§ **Written problem**
Pick out all lines of the entries that include the word "COVID" and copy them.

-*-

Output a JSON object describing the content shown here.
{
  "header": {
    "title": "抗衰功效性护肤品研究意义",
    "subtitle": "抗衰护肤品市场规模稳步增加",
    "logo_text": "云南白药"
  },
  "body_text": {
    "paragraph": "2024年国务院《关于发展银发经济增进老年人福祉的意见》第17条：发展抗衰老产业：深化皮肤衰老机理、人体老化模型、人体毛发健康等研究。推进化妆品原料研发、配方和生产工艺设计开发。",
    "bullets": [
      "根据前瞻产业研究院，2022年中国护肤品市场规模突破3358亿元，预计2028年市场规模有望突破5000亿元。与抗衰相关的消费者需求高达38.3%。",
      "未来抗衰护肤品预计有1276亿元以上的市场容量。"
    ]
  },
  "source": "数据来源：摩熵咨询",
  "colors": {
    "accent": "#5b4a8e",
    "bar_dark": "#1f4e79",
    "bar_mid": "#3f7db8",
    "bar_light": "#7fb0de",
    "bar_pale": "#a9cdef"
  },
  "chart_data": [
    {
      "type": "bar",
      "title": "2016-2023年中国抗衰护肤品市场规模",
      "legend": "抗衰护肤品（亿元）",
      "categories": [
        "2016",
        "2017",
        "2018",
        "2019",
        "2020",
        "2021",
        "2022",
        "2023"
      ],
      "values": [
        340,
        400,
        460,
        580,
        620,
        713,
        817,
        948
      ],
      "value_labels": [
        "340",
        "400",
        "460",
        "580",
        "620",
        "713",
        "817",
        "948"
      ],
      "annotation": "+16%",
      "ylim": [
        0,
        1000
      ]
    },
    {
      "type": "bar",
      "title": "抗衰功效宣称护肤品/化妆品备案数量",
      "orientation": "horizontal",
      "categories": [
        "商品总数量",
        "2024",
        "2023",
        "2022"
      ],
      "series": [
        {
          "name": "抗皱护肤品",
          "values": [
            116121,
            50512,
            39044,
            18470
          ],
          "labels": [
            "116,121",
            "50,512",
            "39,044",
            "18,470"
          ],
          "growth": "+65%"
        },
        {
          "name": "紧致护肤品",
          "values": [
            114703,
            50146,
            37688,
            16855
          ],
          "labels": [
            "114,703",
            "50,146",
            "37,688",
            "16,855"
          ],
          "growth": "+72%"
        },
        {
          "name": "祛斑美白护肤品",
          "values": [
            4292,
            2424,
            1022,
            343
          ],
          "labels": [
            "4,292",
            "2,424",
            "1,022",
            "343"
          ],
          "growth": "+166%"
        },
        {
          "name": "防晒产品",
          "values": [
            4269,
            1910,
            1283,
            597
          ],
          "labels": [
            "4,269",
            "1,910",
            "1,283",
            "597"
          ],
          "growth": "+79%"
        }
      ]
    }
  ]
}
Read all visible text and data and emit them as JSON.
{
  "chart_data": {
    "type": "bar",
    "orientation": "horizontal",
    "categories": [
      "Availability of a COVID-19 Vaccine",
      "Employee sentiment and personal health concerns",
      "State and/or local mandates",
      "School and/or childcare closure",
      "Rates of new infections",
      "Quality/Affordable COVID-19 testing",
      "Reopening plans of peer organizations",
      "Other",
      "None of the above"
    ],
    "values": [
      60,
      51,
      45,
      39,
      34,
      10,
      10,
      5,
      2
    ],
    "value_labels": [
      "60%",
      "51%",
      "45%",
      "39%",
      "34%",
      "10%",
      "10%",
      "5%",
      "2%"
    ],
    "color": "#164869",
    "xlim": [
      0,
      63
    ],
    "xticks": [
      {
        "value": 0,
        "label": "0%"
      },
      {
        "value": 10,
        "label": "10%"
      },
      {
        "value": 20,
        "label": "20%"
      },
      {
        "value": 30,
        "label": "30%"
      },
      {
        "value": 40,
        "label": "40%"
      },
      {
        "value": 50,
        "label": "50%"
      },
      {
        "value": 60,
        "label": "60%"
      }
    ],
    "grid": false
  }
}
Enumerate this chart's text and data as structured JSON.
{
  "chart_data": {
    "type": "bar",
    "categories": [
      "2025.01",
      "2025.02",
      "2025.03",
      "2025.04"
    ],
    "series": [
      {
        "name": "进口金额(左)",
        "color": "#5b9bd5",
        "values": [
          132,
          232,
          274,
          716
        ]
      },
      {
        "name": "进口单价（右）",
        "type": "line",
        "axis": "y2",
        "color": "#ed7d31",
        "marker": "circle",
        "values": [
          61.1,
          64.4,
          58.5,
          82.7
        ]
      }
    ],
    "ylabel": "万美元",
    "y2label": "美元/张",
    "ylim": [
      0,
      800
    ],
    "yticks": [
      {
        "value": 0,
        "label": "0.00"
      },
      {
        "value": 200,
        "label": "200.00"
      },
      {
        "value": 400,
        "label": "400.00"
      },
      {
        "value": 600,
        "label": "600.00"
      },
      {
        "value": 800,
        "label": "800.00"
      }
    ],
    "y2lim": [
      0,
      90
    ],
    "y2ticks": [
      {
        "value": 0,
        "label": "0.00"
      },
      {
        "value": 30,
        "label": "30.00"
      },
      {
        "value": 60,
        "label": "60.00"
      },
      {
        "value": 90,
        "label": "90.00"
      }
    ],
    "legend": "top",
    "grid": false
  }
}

-*-

§ **Written answer**
      "Availability of a COVID-19 Vaccine",
      "Quality/Affordable COVID-19 testing",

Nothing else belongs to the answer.